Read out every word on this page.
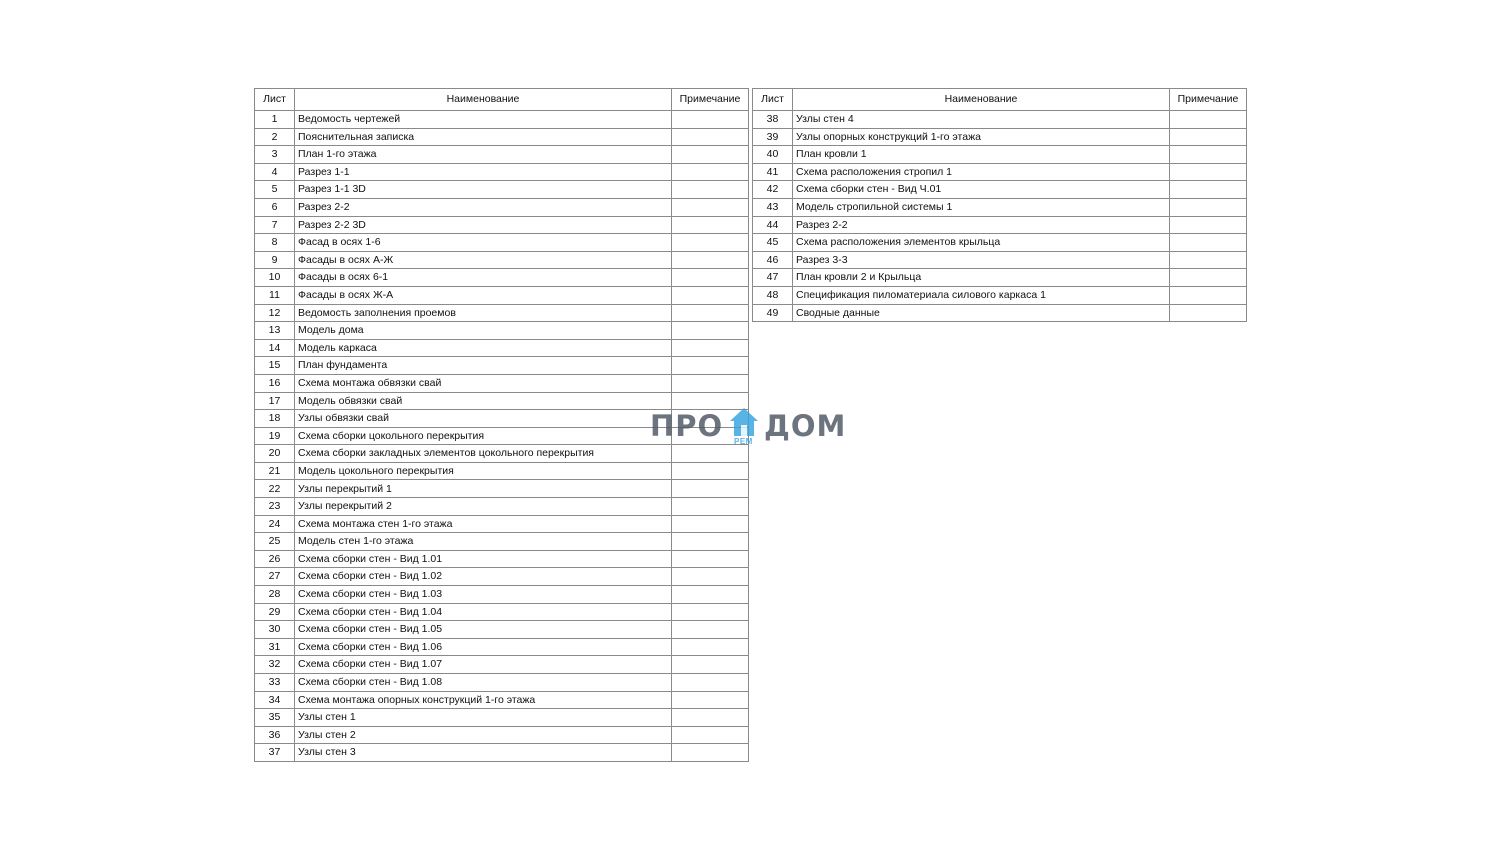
Лист	Наименование	Примечание
1	Ведомость чертежей	
2	Пояснительная записка	
3	План 1-го этажа	
4	Разрез 1-1	
5	Разрез 1-1 3D	
6	Разрез 2-2	
7	Разрез 2-2 3D	
8	Фасад в осях 1-6	
9	Фасады в осях А-Ж	
10	Фасады в осях 6-1	
11	Фасады в осях Ж-А	
12	Ведомость заполнения проемов	
13	Модель дома	
14	Модель каркаса	
15	План фундамента	
16	Схема монтажа обвязки свай	
17	Модель обвязки свай	
18	Узлы обвязки свай	
19	Схема сборки цокольного перекрытия	
20	Схема сборки закладных элементов цокольного перекрытия	
21	Модель цокольного перекрытия	
22	Узлы перекрытий 1	
23	Узлы перекрытий 2	
24	Схема монтажа стен 1-го этажа	
25	Модель стен 1-го этажа	
26	Схема сборки стен - Вид 1.01	
27	Схема сборки стен - Вид 1.02	
28	Схема сборки стен - Вид 1.03	
29	Схема сборки стен - Вид 1.04	
30	Схема сборки стен - Вид 1.05	
31	Схема сборки стен - Вид 1.06	
32	Схема сборки стен - Вид 1.07	
33	Схема сборки стен - Вид 1.08	
34	Схема монтажа опорных конструкций 1-го этажа	
35	Узлы стен 1	
36	Узлы стен 2	
37	Узлы стен 3	
Лист	Наименование	Примечание
38	Узлы стен 4	
39	Узлы опорных конструкций 1-го этажа	
40	План кровли 1	
41	Схема расположения стропил 1	
42	Схема сборки стен - Вид Ч.01	
43	Модель стропильной системы 1	
44	Разрез 2-2	
45	Схема расположения элементов крыльца	
46	Разрез 3-3	
47	План кровли 2 и Крыльца	
48	Спецификация пиломатериала силового каркаса 1	
49	Сводные данные	
ПРО РЕМ ДОМ
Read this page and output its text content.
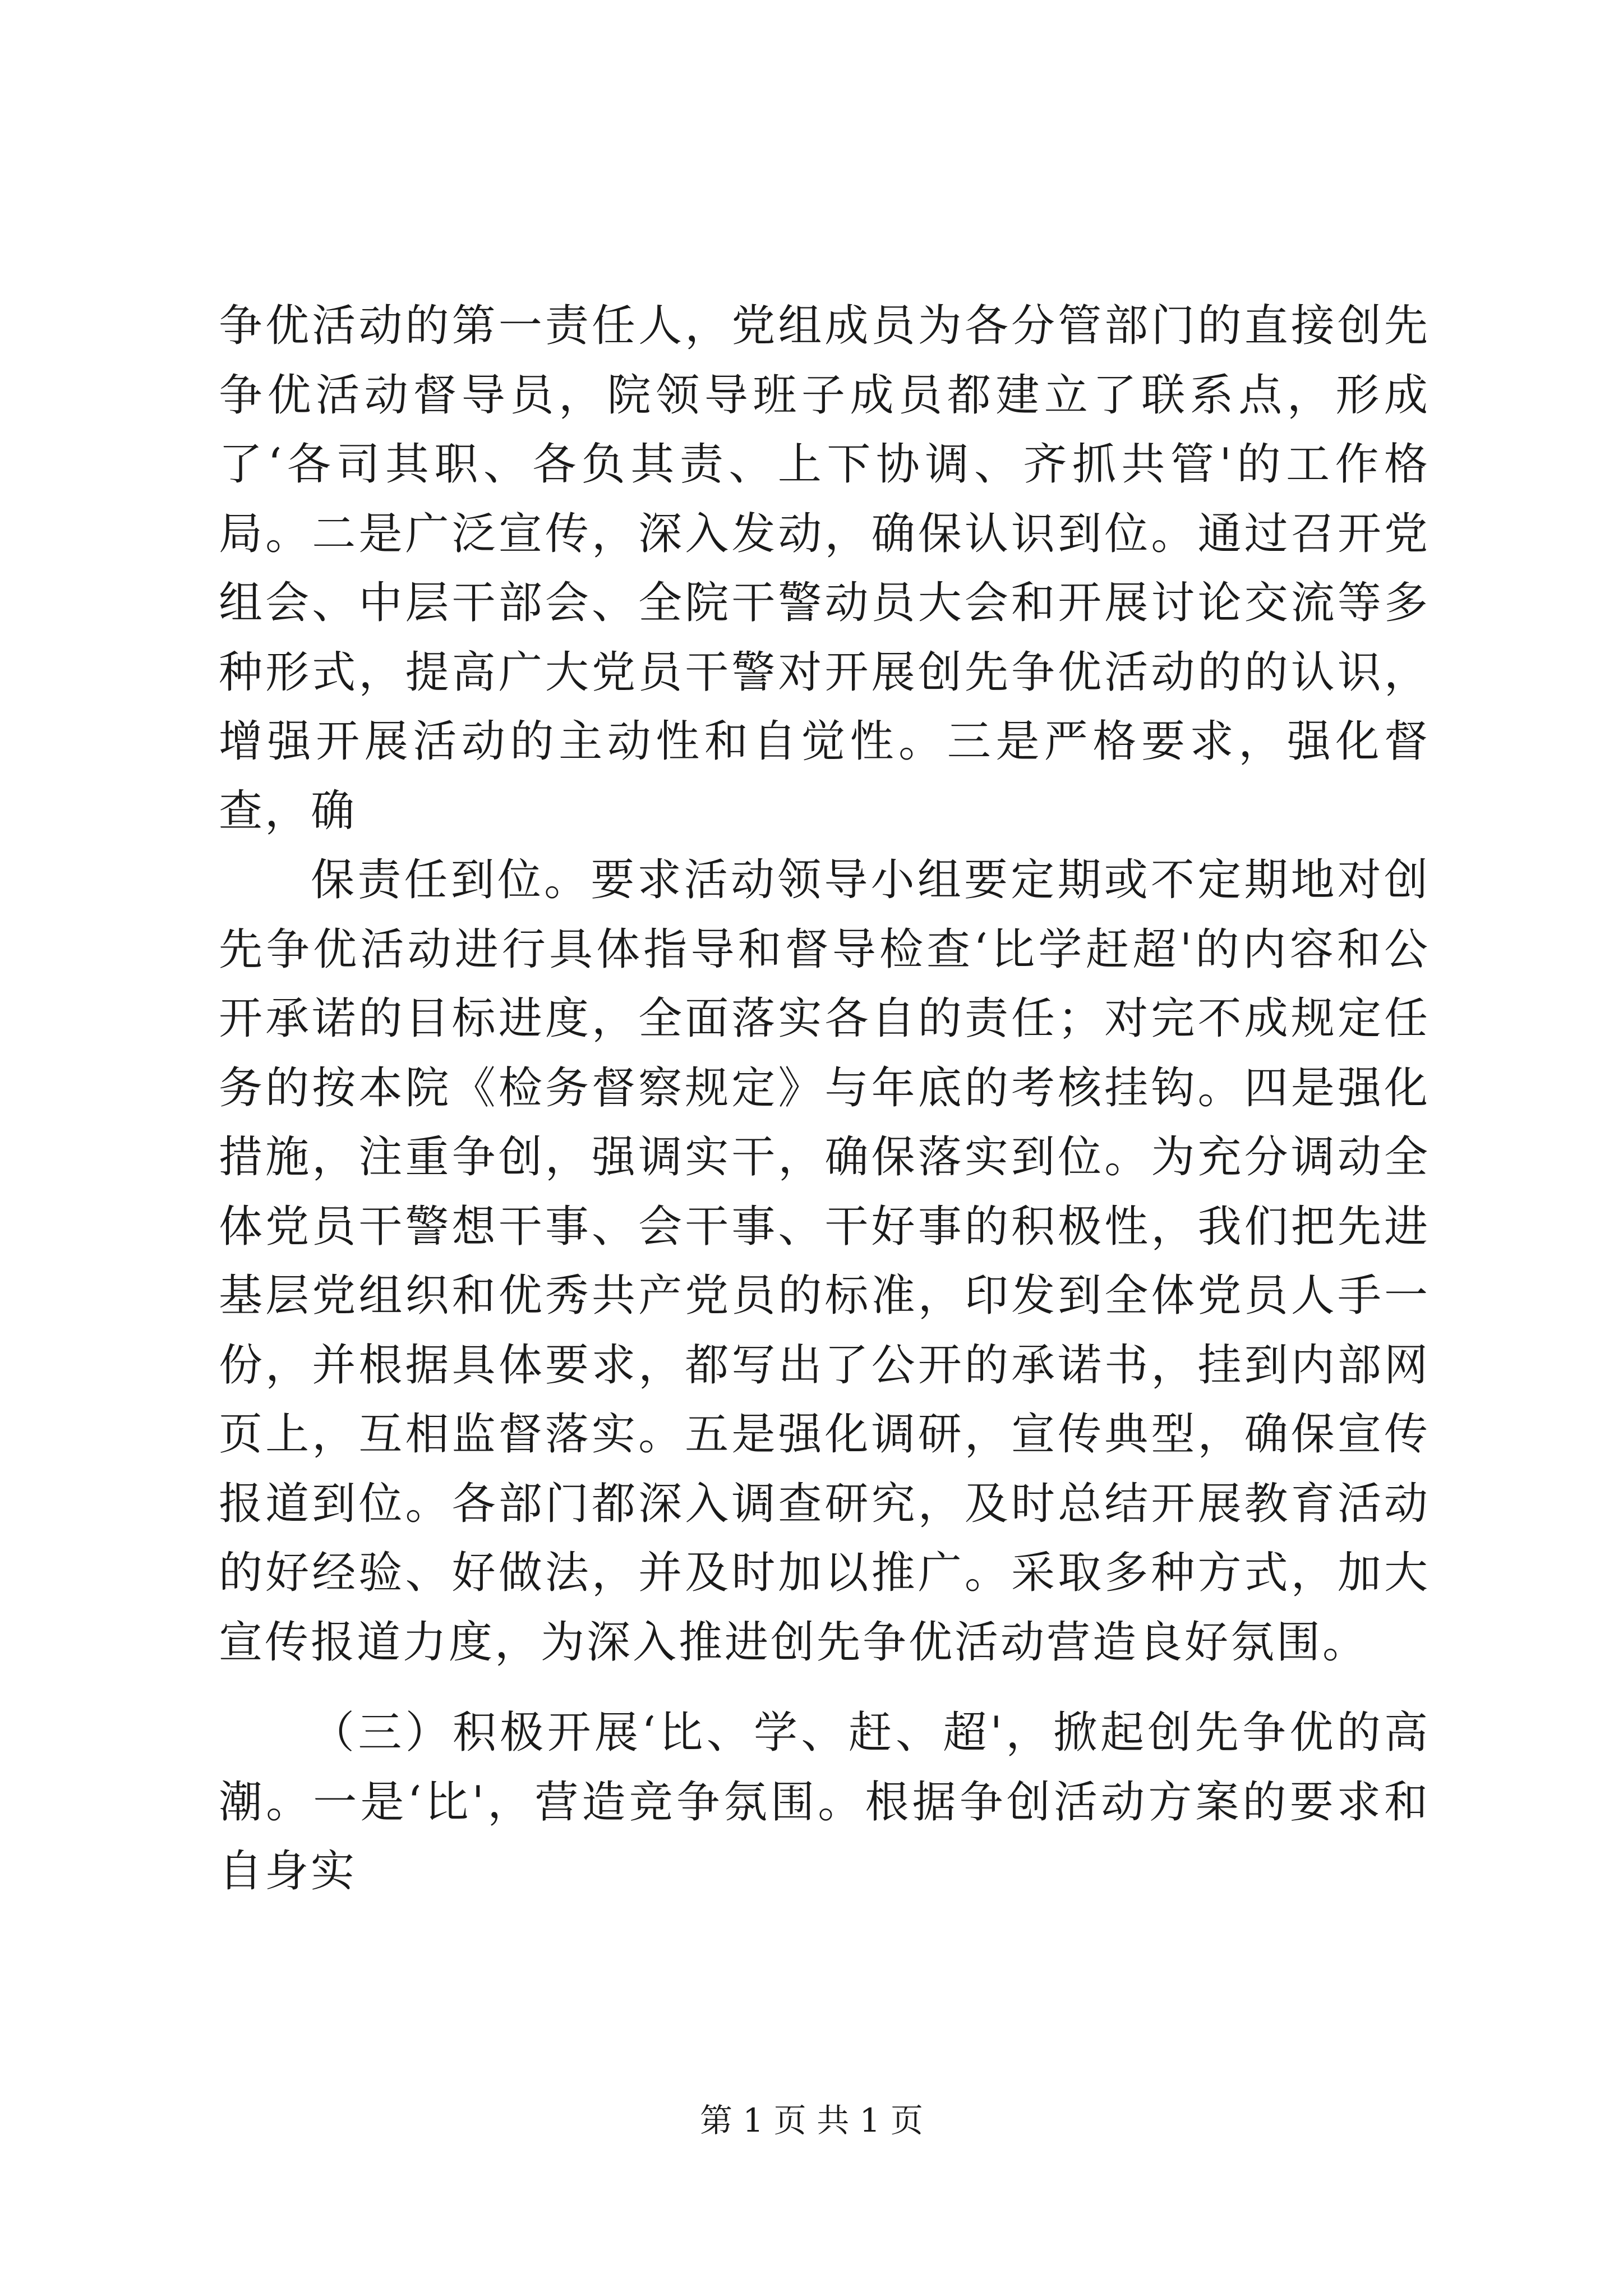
争优活动的第一责任人，党组成员为各分管部门的直接创先争优活动督导员，院领导班子成员都建立了联系点，形成了‘各司其职、各负其责、上下协调、齐抓共管'的工作格局。二是广泛宣传，深入发动，确保认识到位。通过召开党组会、中层干部会、全院干警动员大会和开展讨论交流等多种形式，提高广大党员干警对开展创先争优活动的的认识，增强开展活动的主动性和自觉性。三是严格要求，强化督查，确

保责任到位。要求活动领导小组要定期或不定期地对创先争优活动进行具体指导和督导检查‘比学赶超'的内容和公开承诺的目标进度，全面落实各自的责任；对完不成规定任务的按本院《检务督察规定》与年底的考核挂钩。四是强化措施，注重争创，强调实干，确保落实到位。为充分调动全体党员干警想干事、会干事、干好事的积极性，我们把先进基层党组织和优秀共产党员的标准，印发到全体党员人手一份，并根据具体要求，都写出了公开的承诺书，挂到内部网页上，互相监督落实。五是强化调研，宣传典型，确保宣传报道到位。各部门都深入调查研究，及时总结开展教育活动的好经验、好做法，并及时加以推广。采取多种方式，加大宣传报道力度，为深入推进创先争优活动营造良好氛围。

（三）积极开展‘比、学、赶、超'，掀起创先争优的高潮。一是‘比'，营造竞争氛围。根据争创活动方案的要求和自身实

第 1 页 共 1 页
--
» Problem statement: From the data, list each line in which the string "расположения" appears.

» Solution for this exercise:
41	Схема расположения стропил 1	
45	Схема расположения элементов крыльца	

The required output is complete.